▶ **Stored entries**
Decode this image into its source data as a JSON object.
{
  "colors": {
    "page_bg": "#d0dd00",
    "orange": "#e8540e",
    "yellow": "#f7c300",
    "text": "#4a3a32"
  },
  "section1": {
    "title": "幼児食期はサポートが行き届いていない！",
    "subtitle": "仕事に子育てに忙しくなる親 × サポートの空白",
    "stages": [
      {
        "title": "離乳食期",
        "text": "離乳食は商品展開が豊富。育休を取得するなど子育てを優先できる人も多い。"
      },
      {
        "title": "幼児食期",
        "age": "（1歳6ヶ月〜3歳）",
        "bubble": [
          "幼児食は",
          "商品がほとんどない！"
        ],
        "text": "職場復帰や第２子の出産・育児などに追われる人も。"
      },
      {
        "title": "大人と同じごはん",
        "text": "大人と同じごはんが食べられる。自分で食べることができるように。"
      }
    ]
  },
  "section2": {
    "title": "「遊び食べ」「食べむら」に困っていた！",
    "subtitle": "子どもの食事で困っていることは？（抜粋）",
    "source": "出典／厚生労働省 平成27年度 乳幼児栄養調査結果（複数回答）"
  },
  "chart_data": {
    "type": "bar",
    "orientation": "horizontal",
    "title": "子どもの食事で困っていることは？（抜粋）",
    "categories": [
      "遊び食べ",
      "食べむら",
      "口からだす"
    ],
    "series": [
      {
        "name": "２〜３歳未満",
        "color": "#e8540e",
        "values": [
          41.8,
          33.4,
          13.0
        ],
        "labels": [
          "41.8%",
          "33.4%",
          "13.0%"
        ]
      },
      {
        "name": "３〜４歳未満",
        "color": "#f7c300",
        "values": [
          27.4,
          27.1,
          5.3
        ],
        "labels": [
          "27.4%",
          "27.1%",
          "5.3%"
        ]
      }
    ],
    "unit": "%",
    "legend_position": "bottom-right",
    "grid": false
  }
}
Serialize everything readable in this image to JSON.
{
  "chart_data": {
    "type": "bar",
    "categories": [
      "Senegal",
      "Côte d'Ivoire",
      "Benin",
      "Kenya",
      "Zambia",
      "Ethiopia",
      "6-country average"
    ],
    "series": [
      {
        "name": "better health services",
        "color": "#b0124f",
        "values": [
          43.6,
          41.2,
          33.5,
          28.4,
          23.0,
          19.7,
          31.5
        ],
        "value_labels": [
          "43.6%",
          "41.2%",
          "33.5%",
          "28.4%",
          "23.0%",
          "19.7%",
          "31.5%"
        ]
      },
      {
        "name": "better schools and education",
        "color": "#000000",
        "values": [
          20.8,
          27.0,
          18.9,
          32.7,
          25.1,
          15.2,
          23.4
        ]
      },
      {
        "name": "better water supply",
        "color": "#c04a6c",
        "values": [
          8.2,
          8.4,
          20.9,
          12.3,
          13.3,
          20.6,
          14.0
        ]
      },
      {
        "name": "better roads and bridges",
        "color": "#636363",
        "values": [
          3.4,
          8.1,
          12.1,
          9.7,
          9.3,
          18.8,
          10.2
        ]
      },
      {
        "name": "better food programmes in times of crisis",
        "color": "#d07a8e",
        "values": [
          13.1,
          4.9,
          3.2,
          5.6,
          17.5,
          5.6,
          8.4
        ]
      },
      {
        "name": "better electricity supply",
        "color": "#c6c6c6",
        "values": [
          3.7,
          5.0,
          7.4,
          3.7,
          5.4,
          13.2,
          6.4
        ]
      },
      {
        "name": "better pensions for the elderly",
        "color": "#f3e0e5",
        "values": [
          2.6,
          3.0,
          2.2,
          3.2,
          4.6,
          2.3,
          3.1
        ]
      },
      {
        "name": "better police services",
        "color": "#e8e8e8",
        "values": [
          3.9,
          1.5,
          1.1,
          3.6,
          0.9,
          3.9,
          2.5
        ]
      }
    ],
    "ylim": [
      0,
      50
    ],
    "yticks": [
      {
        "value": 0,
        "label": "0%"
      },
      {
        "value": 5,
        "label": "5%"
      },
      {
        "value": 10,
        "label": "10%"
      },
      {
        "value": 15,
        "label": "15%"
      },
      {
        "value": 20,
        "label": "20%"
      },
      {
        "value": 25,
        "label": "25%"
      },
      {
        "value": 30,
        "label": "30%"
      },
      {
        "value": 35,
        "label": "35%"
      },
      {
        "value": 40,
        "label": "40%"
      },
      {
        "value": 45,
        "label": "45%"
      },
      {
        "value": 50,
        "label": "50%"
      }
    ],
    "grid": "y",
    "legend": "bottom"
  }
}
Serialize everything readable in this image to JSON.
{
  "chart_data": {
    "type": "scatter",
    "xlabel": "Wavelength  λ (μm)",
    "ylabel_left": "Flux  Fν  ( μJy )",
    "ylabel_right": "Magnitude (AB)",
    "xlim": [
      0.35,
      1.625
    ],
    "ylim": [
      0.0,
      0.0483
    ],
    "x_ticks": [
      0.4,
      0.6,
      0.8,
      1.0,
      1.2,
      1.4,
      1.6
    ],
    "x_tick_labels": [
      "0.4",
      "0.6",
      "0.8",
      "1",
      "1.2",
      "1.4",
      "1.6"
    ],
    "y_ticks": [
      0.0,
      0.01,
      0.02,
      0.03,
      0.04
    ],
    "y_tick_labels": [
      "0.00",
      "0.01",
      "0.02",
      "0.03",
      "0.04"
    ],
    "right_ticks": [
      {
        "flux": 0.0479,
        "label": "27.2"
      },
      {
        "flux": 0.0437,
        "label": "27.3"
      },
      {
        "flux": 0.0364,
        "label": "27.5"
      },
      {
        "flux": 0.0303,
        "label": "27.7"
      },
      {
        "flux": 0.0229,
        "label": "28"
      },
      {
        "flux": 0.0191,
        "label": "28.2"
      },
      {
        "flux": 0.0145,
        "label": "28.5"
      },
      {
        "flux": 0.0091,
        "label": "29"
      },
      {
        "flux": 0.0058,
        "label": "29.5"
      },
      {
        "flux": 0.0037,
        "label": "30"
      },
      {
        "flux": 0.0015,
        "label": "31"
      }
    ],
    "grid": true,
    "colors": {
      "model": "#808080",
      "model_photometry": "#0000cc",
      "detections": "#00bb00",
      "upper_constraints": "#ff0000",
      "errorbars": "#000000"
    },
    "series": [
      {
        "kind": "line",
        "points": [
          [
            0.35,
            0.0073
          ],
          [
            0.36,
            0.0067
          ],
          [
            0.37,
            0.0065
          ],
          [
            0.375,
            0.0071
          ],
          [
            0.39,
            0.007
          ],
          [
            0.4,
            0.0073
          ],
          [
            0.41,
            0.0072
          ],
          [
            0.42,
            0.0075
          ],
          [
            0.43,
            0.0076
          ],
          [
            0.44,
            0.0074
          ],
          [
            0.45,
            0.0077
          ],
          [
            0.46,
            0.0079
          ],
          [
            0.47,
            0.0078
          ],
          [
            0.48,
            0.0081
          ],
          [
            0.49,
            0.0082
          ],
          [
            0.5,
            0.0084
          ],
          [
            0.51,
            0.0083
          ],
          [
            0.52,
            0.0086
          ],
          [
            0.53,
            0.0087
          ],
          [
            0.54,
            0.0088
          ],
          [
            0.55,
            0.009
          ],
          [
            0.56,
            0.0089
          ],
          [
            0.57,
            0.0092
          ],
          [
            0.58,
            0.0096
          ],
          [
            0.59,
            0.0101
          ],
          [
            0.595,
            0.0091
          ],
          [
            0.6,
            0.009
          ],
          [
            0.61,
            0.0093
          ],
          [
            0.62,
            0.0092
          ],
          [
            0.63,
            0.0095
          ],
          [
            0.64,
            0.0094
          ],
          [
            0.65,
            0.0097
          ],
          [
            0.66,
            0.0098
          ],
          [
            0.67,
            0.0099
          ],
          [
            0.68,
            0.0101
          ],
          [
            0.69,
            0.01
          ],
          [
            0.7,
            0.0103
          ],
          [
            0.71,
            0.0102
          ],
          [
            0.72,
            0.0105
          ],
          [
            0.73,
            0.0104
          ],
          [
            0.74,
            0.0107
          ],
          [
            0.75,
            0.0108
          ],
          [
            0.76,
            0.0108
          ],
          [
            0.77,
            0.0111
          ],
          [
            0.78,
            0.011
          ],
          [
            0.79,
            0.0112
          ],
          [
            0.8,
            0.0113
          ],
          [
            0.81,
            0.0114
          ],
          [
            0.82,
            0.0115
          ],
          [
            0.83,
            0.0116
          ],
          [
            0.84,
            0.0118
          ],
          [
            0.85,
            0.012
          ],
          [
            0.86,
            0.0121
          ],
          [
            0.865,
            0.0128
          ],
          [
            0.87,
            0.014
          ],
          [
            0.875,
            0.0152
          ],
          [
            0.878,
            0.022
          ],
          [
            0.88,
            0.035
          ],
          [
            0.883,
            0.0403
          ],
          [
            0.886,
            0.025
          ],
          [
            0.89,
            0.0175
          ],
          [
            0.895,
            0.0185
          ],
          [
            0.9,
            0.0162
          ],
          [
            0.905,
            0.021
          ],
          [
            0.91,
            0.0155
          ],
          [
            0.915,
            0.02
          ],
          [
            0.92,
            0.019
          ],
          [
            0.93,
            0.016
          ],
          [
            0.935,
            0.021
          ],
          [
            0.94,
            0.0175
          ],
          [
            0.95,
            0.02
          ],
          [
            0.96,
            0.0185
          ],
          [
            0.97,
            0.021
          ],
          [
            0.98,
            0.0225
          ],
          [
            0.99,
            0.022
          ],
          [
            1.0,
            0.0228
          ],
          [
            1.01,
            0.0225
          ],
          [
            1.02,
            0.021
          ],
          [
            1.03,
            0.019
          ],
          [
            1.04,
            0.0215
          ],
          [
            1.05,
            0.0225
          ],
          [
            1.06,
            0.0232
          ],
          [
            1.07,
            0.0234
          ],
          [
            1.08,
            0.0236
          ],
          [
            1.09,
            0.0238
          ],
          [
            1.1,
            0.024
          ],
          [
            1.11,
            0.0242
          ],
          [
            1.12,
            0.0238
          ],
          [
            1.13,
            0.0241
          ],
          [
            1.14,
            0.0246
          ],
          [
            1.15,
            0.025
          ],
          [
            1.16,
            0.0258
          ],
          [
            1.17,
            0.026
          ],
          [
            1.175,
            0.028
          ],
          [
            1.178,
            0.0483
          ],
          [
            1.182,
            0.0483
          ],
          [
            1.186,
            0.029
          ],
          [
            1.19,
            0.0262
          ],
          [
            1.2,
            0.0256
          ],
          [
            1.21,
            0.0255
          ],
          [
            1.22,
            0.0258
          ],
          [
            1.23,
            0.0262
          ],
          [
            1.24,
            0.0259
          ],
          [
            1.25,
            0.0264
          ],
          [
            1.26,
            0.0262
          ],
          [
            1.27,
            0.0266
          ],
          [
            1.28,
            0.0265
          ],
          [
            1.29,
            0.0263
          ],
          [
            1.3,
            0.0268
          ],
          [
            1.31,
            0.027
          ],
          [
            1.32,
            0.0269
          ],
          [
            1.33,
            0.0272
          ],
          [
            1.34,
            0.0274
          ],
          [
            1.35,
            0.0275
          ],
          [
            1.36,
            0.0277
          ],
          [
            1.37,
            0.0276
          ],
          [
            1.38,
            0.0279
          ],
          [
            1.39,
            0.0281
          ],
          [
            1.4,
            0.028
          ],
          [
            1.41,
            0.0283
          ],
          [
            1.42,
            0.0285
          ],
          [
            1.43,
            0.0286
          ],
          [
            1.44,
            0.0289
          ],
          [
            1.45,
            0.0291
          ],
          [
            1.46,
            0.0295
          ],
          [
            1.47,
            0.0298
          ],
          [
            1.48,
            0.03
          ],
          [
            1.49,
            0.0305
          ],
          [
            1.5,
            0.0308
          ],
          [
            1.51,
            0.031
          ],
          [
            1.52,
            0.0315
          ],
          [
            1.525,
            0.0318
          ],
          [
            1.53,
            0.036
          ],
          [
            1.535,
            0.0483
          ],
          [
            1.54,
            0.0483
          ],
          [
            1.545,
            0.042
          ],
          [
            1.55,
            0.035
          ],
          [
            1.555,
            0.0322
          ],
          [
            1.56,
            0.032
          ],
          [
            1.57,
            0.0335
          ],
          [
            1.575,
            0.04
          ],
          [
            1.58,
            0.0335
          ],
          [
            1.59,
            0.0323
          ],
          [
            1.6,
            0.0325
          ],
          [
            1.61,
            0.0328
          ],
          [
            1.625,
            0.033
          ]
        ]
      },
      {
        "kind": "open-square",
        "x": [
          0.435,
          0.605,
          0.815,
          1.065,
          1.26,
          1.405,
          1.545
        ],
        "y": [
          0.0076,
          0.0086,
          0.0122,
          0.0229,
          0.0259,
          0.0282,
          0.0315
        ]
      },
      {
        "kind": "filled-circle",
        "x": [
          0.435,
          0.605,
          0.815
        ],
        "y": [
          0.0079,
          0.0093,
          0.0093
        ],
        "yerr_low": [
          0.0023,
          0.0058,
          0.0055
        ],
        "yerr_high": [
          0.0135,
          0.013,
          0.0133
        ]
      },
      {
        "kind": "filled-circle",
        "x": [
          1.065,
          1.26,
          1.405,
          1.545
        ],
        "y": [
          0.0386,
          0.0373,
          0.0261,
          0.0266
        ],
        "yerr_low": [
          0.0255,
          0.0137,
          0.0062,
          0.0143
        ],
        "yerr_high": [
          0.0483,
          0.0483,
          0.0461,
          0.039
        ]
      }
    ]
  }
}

▶ **WORK TO COMPLETE**
Pull out the lines above in which the word "text" appears.

▶ **THE RESPONSE**
    "text": "#4a3a32"
        "text": "離乳食は商品展開が豊富。育休を取得するなど子育てを優先できる人も多い。"
        "text": "職場復帰や第２子の出産・育児などに追われる人も。"
        "text": "大人と同じごはんが食べられる。自分で食べることができるように。"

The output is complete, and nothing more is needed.